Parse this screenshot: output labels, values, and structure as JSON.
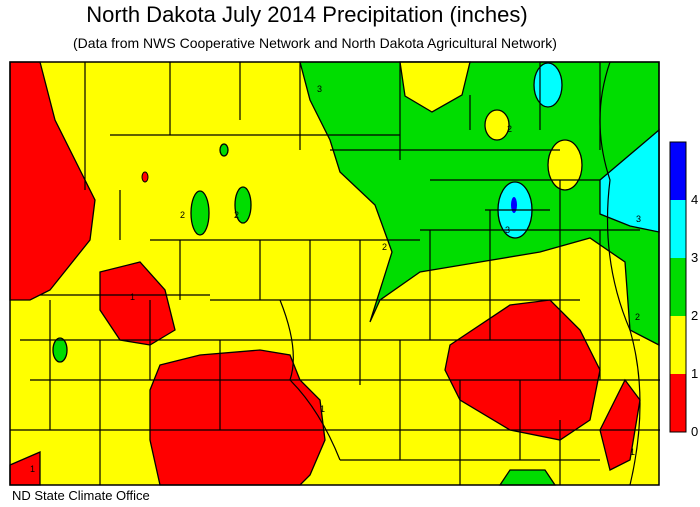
{
  "header": {
    "title": "North Dakota July 2014 Precipitation (inches)",
    "subtitle": "(Data from NWS Cooperative Network and North Dakota Agricultural Network)"
  },
  "legend": {
    "ticks": [
      0,
      1,
      2,
      3,
      4
    ],
    "colors": [
      "#ff0000",
      "#ffff00",
      "#00dd00",
      "#00ffff",
      "#0000ff"
    ]
  },
  "contour_labels": [
    "3",
    "3",
    "2",
    "2",
    "2",
    "2",
    "1",
    "1",
    "1",
    "1",
    "3",
    "2"
  ],
  "footer": "ND State Climate Office"
}
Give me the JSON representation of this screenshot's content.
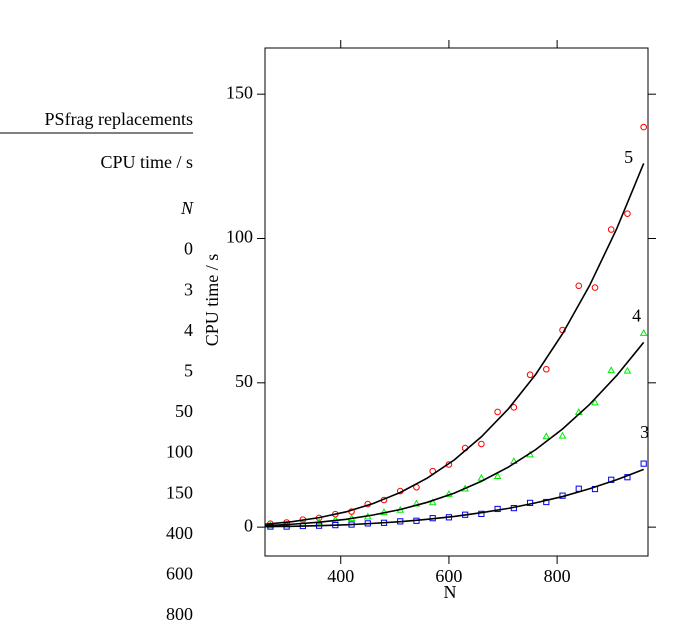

****

*Written instruction*:
Give back each entry exactly as it appears, with no pictures.

*The output*:
Parse this screenshot: output labels, values, and structure as JSON.
{
  "header": {
    "title": "North Dakota July 2014 Precipitation (inches)",
    "subtitle": "(Data from NWS Cooperative Network and North Dakota Agricultural Network)"
  },
  "legend": {
    "ticks": [
      0,
      1,
      2,
      3,
      4
    ],
    "colors": [
      "#ff0000",
      "#ffff00",
      "#00dd00",
      "#00ffff",
      "#0000ff"
    ]
  },
  "contour_labels": [
    "3",
    "3",
    "2",
    "2",
    "2",
    "2",
    "1",
    "1",
    "1",
    "1",
    "3",
    "2"
  ],
  "footer": "ND State Climate Office"
}
Give me the JSON representation of this screenshot's content.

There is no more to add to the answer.